Task inputs:
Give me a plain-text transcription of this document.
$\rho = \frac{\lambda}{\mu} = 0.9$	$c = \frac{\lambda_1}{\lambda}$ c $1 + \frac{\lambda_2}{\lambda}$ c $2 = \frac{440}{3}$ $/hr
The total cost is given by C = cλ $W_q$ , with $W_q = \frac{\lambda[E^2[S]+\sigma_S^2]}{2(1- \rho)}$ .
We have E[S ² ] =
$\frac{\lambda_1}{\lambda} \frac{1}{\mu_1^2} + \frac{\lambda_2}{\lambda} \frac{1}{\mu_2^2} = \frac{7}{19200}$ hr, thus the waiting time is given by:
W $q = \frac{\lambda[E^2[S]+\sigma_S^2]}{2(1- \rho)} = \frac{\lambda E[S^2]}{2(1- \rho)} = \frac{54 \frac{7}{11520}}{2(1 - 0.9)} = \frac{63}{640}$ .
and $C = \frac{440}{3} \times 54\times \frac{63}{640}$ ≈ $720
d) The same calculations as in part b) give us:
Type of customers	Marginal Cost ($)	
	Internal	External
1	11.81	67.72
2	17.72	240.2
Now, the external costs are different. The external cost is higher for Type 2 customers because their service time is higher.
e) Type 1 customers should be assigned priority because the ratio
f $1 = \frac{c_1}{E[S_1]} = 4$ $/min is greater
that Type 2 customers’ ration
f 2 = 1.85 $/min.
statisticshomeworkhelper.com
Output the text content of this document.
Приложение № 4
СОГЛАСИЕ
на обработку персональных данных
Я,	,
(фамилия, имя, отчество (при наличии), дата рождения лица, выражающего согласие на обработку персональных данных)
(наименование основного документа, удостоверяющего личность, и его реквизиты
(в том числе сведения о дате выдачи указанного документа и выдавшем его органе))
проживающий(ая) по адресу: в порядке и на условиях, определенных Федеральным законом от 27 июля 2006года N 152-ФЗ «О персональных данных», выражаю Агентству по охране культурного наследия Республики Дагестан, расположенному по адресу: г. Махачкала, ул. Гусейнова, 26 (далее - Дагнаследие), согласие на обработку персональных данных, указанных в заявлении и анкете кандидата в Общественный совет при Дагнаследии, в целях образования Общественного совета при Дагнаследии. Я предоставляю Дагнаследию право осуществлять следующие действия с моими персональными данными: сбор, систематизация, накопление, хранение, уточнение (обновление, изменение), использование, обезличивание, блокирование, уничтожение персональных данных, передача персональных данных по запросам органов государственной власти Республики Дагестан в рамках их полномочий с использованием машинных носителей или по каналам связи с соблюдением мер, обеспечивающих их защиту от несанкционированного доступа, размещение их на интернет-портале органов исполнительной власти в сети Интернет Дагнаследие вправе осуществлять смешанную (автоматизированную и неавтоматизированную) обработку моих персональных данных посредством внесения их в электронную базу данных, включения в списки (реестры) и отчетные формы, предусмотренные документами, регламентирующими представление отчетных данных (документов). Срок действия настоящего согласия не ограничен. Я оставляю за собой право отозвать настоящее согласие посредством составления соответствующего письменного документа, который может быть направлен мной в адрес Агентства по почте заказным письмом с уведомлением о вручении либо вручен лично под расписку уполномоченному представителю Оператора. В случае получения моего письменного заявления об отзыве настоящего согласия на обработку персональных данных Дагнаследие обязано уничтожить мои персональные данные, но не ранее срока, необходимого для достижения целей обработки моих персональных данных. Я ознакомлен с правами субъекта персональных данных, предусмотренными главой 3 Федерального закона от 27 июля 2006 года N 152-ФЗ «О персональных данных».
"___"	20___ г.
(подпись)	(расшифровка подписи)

Aim of the exercise:
Select from the material above each line in which the string "because" appears, and list those lines.

Answer in full:
Now, the external costs are different. The external cost is higher for Type 2 customers because their service time is higher.
e) Type 1 customers should be assigned priority because the ratio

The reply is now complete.